++++ Extracted material ++++
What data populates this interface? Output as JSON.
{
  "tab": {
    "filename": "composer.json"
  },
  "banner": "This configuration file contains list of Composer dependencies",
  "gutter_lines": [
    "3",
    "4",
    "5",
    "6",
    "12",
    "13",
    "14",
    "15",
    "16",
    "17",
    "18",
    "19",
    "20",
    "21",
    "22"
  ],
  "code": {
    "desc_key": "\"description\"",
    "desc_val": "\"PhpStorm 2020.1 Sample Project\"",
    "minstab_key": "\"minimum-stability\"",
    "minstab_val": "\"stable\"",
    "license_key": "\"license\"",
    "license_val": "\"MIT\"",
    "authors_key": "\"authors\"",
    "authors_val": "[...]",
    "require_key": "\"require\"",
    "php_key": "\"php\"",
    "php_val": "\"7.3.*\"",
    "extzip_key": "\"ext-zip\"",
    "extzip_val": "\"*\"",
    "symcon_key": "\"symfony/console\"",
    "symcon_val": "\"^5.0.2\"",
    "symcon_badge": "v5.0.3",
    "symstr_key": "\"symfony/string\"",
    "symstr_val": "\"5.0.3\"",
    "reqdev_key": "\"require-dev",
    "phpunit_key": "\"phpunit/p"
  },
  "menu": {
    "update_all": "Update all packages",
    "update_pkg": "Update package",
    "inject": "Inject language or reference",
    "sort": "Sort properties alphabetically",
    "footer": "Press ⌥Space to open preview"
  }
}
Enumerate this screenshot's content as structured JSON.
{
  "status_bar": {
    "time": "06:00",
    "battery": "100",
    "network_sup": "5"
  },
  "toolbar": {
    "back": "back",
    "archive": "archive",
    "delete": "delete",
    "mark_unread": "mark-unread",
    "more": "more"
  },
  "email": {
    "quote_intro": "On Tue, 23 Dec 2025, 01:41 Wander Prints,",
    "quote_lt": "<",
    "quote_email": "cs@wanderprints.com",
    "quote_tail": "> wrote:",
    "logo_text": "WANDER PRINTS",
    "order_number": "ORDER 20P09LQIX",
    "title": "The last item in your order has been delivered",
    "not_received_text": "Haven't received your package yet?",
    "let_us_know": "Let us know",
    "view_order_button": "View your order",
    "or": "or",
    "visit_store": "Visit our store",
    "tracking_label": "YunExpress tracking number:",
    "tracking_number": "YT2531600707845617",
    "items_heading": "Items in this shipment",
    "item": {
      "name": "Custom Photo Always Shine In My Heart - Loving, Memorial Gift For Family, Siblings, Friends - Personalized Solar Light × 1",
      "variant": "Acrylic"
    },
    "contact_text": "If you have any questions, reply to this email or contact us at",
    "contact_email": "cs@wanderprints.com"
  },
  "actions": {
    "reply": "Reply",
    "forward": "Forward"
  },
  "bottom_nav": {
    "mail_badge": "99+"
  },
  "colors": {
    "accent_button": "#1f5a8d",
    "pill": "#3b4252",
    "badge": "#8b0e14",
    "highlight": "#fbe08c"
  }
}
++++
→ **Written request**: Print the records once more, exactly as they were given.

→ **Reply to the exercise**:
What data populates this interface? Output as JSON.
{
  "tab": {
    "filename": "composer.json"
  },
  "banner": "This configuration file contains list of Composer dependencies",
  "gutter_lines": [
    "3",
    "4",
    "5",
    "6",
    "12",
    "13",
    "14",
    "15",
    "16",
    "17",
    "18",
    "19",
    "20",
    "21",
    "22"
  ],
  "code": {
    "desc_key": "\"description\"",
    "desc_val": "\"PhpStorm 2020.1 Sample Project\"",
    "minstab_key": "\"minimum-stability\"",
    "minstab_val": "\"stable\"",
    "license_key": "\"license\"",
    "license_val": "\"MIT\"",
    "authors_key": "\"authors\"",
    "authors_val": "[...]",
    "require_key": "\"require\"",
    "php_key": "\"php\"",
    "php_val": "\"7.3.*\"",
    "extzip_key": "\"ext-zip\"",
    "extzip_val": "\"*\"",
    "symcon_key": "\"symfony/console\"",
    "symcon_val": "\"^5.0.2\"",
    "symcon_badge": "v5.0.3",
    "symstr_key": "\"symfony/string\"",
    "symstr_val": "\"5.0.3\"",
    "reqdev_key": "\"require-dev",
    "phpunit_key": "\"phpunit/p"
  },
  "menu": {
    "update_all": "Update all packages",
    "update_pkg": "Update package",
    "inject": "Inject language or reference",
    "sort": "Sort properties alphabetically",
    "footer": "Press ⌥Space to open preview"
  }
}
Enumerate this screenshot's content as structured JSON.
{
  "status_bar": {
    "time": "06:00",
    "battery": "100",
    "network_sup": "5"
  },
  "toolbar": {
    "back": "back",
    "archive": "archive",
    "delete": "delete",
    "mark_unread": "mark-unread",
    "more": "more"
  },
  "email": {
    "quote_intro": "On Tue, 23 Dec 2025, 01:41 Wander Prints,",
    "quote_lt": "<",
    "quote_email": "cs@wanderprints.com",
    "quote_tail": "> wrote:",
    "logo_text": "WANDER PRINTS",
    "order_number": "ORDER 20P09LQIX",
    "title": "The last item in your order has been delivered",
    "not_received_text": "Haven't received your package yet?",
    "let_us_know": "Let us know",
    "view_order_button": "View your order",
    "or": "or",
    "visit_store": "Visit our store",
    "tracking_label": "YunExpress tracking number:",
    "tracking_number": "YT2531600707845617",
    "items_heading": "Items in this shipment",
    "item": {
      "name": "Custom Photo Always Shine In My Heart - Loving, Memorial Gift For Family, Siblings, Friends - Personalized Solar Light × 1",
      "variant": "Acrylic"
    },
    "contact_text": "If you have any questions, reply to this email or contact us at",
    "contact_email": "cs@wanderprints.com"
  },
  "actions": {
    "reply": "Reply",
    "forward": "Forward"
  },
  "bottom_nav": {
    "mail_badge": "99+"
  },
  "colors": {
    "accent_button": "#1f5a8d",
    "pill": "#3b4252",
    "badge": "#8b0e14",
    "highlight": "#fbe08c"
  }
}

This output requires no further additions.